(Layout items)
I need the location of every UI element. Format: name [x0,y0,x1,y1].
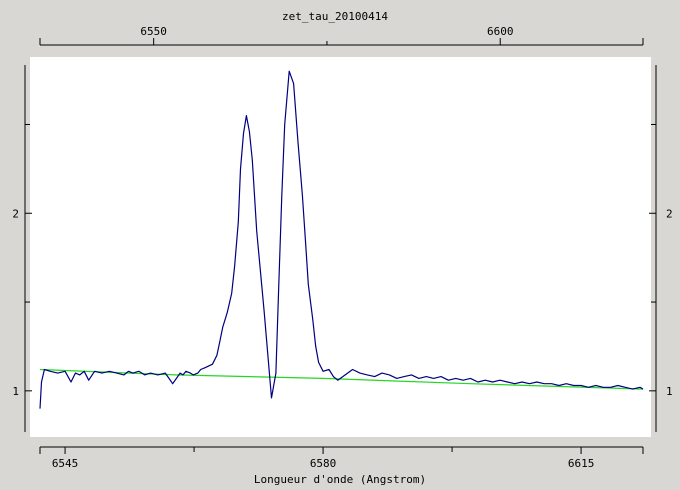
chart-title: zet_tau_20100414 [282,10,388,23]
left-tick-label: 1 [12,385,19,398]
bottom-tick-label: 6545 [52,457,79,470]
plot-area [30,57,651,437]
top-tick-label: 6550 [140,25,167,38]
spectrum-chart: zet_tau_20100414 6550 6600 12 12 6545 6580… [12,10,673,486]
top-tick-label: 6600 [487,25,514,38]
bottom-tick-label: 6580 [310,457,337,470]
bottom-tick-label: 6615 [568,457,595,470]
right-tick-label: 1 [666,385,673,398]
right-tick-label: 2 [666,207,673,220]
top-axis: 6550 6600 [39,25,644,46]
right-axis: 12 [649,65,673,432]
x-axis-label: Longueur d'onde (Angstrom) [254,473,426,486]
bottom-axis: 6545 6580 6615 [39,446,644,470]
left-tick-label: 2 [12,207,19,220]
left-axis: 12 [12,65,32,432]
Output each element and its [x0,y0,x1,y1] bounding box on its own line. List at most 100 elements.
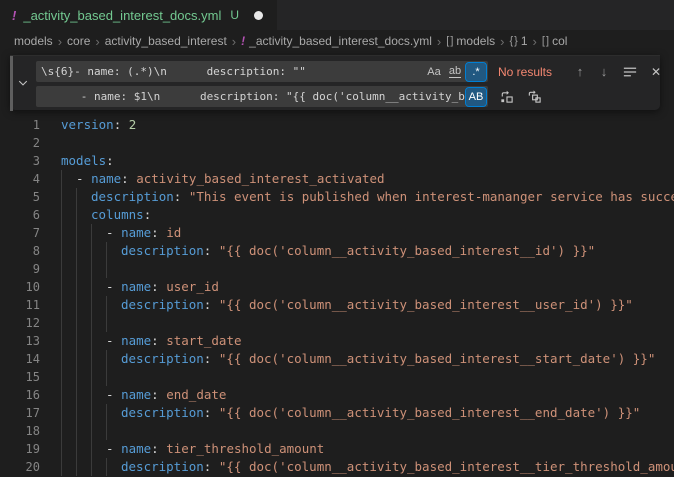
next-match-button[interactable]: ↓ [594,62,614,82]
find-replace-widget: \s{6}- name: (.*)\n description: "" Aa a… [10,55,660,110]
indent-guides [61,332,106,350]
line-number: 17 [0,404,40,422]
replace-icon [499,89,514,104]
previous-match-button[interactable]: ↑ [570,62,590,82]
symbol-icon: { } [509,35,516,47]
whole-word-label: ab [449,66,461,78]
line-number: 16 [0,386,40,404]
breadcrumb-separator-icon: › [437,34,441,49]
indent-guides [61,170,76,188]
line-number: 4 [0,170,40,188]
replace-all-button[interactable] [524,87,544,107]
modified-indicator-dot[interactable] [254,11,263,20]
line-number: 12 [0,314,40,332]
arrow-up-icon: ↑ [577,64,584,79]
preserve-case-button[interactable]: AB [466,88,486,106]
code-line[interactable]: 18 [0,422,674,440]
indent-guides [61,422,121,440]
tab-filename: _activity_based_interest_docs.yml [23,8,221,23]
replace-button[interactable] [496,87,516,107]
breadcrumb-item[interactable]: core [67,34,90,48]
code-line[interactable]: 17description: "{{ doc('column__activity… [0,404,674,422]
breadcrumb-separator-icon: › [95,34,99,49]
replace-all-icon [527,89,542,104]
code-line[interactable]: 20description: "{{ doc('column__activity… [0,458,674,476]
breadcrumb-item[interactable]: [ ] models [446,34,495,48]
code-line[interactable]: 5description: "This event is published w… [0,188,674,206]
editor[interactable]: 1version: 223models:4- name: activity_ba… [0,52,674,477]
line-number: 7 [0,224,40,242]
line-number: 10 [0,278,40,296]
code-line[interactable]: 1version: 2 [0,116,674,134]
line-number: 1 [0,116,40,134]
line-number: 8 [0,242,40,260]
breadcrumb-label: col [552,34,567,48]
code-line[interactable]: 3models: [0,152,674,170]
code-line[interactable]: 10- name: user_id [0,278,674,296]
code-line[interactable]: 14description: "{{ doc('column__activity… [0,350,674,368]
tab-bar: ! _activity_based_interest_docs.yml U [0,0,674,30]
indent-guides [61,368,121,386]
code-line[interactable]: 9 [0,260,674,278]
code-area: 1version: 223models:4- name: activity_ba… [0,116,674,476]
indent-guides [61,206,91,224]
breadcrumb-separator-icon: › [533,34,537,49]
find-input-value: \s{6}- name: (.*)\n description: "" [41,65,423,78]
code-line[interactable]: 13- name: start_date [0,332,674,350]
indent-guides [61,404,121,422]
indent-guides [61,350,121,368]
match-case-button[interactable]: Aa [424,63,444,81]
indent-guides [61,458,121,476]
breadcrumb-item[interactable]: { }1 [509,34,527,48]
code-line[interactable]: 15 [0,368,674,386]
code-line[interactable]: 8description: "{{ doc('column__activity_… [0,242,674,260]
line-number: 19 [0,440,40,458]
code-line[interactable]: 19- name: tier_threshold_amount [0,440,674,458]
indent-guides [61,296,121,314]
indent-guides [61,278,106,296]
close-button[interactable]: ✕ [646,62,666,82]
breadcrumb-item[interactable]: [ ] col [542,34,568,48]
breadcrumb-separator-icon: › [58,34,62,49]
indent-guides [61,260,121,278]
line-number: 18 [0,422,40,440]
code-line[interactable]: 11description: "{{ doc('column__activity… [0,296,674,314]
find-input[interactable]: \s{6}- name: (.*)\n description: "" Aa a… [36,61,488,82]
replace-input[interactable]: - name: $1\n description: "{{ doc('colum… [36,86,488,107]
breadcrumb-item[interactable]: ! _activity_based_interest_docs.yml [241,34,432,48]
indent-guides [61,440,106,458]
indent-guides [61,188,91,206]
whole-word-button[interactable]: ab [445,63,465,81]
symbol-icon: [ ] [446,35,452,47]
code-line[interactable]: 16- name: end_date [0,386,674,404]
tab-activity-docs[interactable]: ! _activity_based_interest_docs.yml U [0,0,277,30]
yaml-file-icon: ! [12,8,16,23]
code-line[interactable]: 4- name: activity_based_interest_activat… [0,170,674,188]
breadcrumb: models › core › activity_based_interest ›! _ac… [0,30,674,52]
code-line[interactable]: 7- name: id [0,224,674,242]
line-number: 20 [0,458,40,476]
find-in-selection-button[interactable] [620,62,640,82]
breadcrumb-item[interactable]: models [14,34,53,48]
breadcrumb-label: core [67,34,90,48]
line-number: 11 [0,296,40,314]
find-results-count: No results [498,65,570,79]
breadcrumb-label: _activity_based_interest_docs.yml [249,34,432,48]
code-line[interactable]: 2 [0,134,674,152]
line-number: 9 [0,260,40,278]
code-line[interactable]: 12 [0,314,674,332]
code-line[interactable]: 6columns: [0,206,674,224]
breadcrumb-separator-icon: › [232,34,236,49]
selection-icon [623,65,637,79]
line-number: 14 [0,350,40,368]
toggle-replace-button[interactable] [15,75,31,91]
yaml-file-icon: ! [241,34,245,48]
symbol-icon: [ ] [542,35,548,47]
regex-button[interactable]: .* [466,63,486,81]
chevron-down-icon [17,77,29,89]
git-status-badge: U [230,8,239,22]
line-number: 2 [0,134,40,152]
breadcrumb-label: models [456,34,495,48]
indent-guides [61,242,121,260]
breadcrumb-item[interactable]: activity_based_interest [105,34,227,48]
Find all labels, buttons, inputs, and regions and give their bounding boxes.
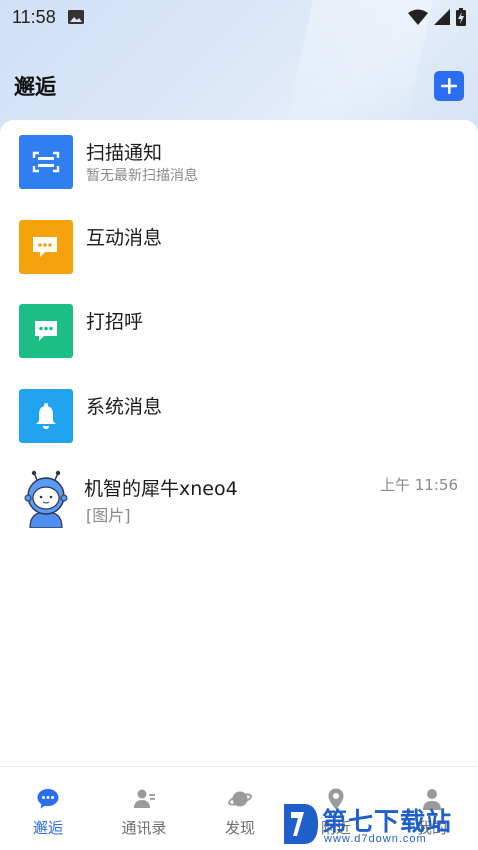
wifi-icon [408,9,428,25]
row-title: 系统消息 [86,396,163,418]
tab-label: 发现 [224,819,255,837]
message-icon [19,304,73,358]
row-title: 打招呼 [86,311,144,333]
row-title: 互动消息 [86,227,163,249]
watermark-url: www.d7down.com [324,833,427,845]
chat-row[interactable]: 机智的犀牛xneo4 上午 11:56 [图片] [0,458,478,542]
tab-label: 邂逅 [32,819,63,837]
interaction-message-row[interactable]: 互动消息 [0,205,478,289]
battery-icon [456,8,466,26]
status-time: 11:58 [12,6,56,27]
image-notification-icon [67,10,84,24]
tab-discover[interactable]: 发现 [192,767,288,850]
planet-icon [228,791,252,807]
tab-contacts[interactable]: 通讯录 [96,767,192,850]
scan-notification-row[interactable]: 扫描通知 暂无最新扫描消息 [0,120,478,204]
page-title: 邂逅 [14,75,56,99]
contacts-icon [134,789,155,808]
add-button[interactable] [434,71,464,101]
watermark-logo [284,804,318,844]
avatar [24,470,68,528]
scan-icon [19,135,73,189]
system-message-row[interactable]: 系统消息 [0,374,478,458]
signal-icon [434,9,450,25]
bell-icon [19,389,73,443]
chat-bubble-icon [19,220,73,274]
app-header: 邂逅 [0,60,478,112]
chat-preview: [图片] [86,506,131,525]
chat-contact-name: 机智的犀牛xneo4 [84,478,238,500]
chat-timestamp: 上午 11:56 [380,476,458,494]
plus-icon [441,78,457,94]
message-list: 扫描通知 暂无最新扫描消息 互动消息 打招呼 系统消息 机智的犀牛xneo4 上… [0,120,478,766]
row-subtitle: 暂无最新扫描消息 [86,168,198,184]
chat-tab-icon [37,789,59,809]
tab-label: 通讯录 [121,819,167,837]
status-bar: 11:58 [0,0,478,34]
status-indicators [408,8,466,26]
row-title: 扫描通知 [86,142,163,164]
watermark: 第七下载站 www.d7down.com [282,800,478,850]
greeting-row[interactable]: 打招呼 [0,289,478,373]
tab-encounter[interactable]: 邂逅 [0,767,96,850]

__TASK INSTRUCTIONS__
Starting at the line that contains "wifi-icon [408,9,428,25]" and continuing through the end of the items, switch "row-title" to "row-heading" wherever it occurs. Give those lines again with nothing else changed.

__COMPLETED TASK__
wifi-icon [408,9,428,25]
row-heading: 系统消息 [86,396,163,418]
tab-label: 发现 [224,819,255,837]
message-icon [19,304,73,358]
row-heading: 打招呼 [86,311,144,333]
row-heading: 互动消息 [86,227,163,249]
watermark-url: www.d7down.com [324,833,427,845]
chat-row[interactable]: 机智的犀牛xneo4 上午 11:56 [图片] [0,458,478,542]
tab-label: 邂逅 [32,819,63,837]
interaction-message-row[interactable]: 互动消息 [0,205,478,289]
battery-icon [456,8,466,26]
status-time: 11:58 [12,6,56,27]
image-notification-icon [67,10,84,24]
tab-discover[interactable]: 发现 [192,767,288,850]
planet-icon [228,791,252,807]
tab-contacts[interactable]: 通讯录 [96,767,192,850]
scan-notification-row[interactable]: 扫描通知 暂无最新扫描消息 [0,120,478,204]
page-title: 邂逅 [14,75,56,99]
contacts-icon [134,789,155,808]
add-button[interactable] [434,71,464,101]
watermark-logo [284,804,318,844]
avatar [24,470,68,528]
scan-icon [19,135,73,189]
system-message-row[interactable]: 系统消息 [0,374,478,458]
signal-icon [434,9,450,25]
bell-icon [19,389,73,443]
chat-bubble-icon [19,220,73,274]
app-header: 邂逅 [0,60,478,112]
chat-preview: [图片] [86,506,131,525]
chat-contact-name: 机智的犀牛xneo4 [84,478,238,500]
chat-timestamp: 上午 11:56 [380,476,458,494]
plus-icon [441,78,457,94]
message-list: 扫描通知 暂无最新扫描消息 互动消息 打招呼 系统消息 机智的犀牛xneo4 上… [0,120,478,766]
row-subtitle: 暂无最新扫描消息 [86,168,198,184]
chat-tab-icon [37,789,59,809]
tab-label: 通讯录 [121,819,167,837]
status-bar: 11:58 [0,0,478,34]
status-indicators [408,8,466,26]
row-heading: 扫描通知 [86,142,163,164]
watermark: 第七下载站 www.d7down.com [282,800,478,850]
greeting-row[interactable]: 打招呼 [0,289,478,373]
tab-encounter[interactable]: 邂逅 [0,767,96,850]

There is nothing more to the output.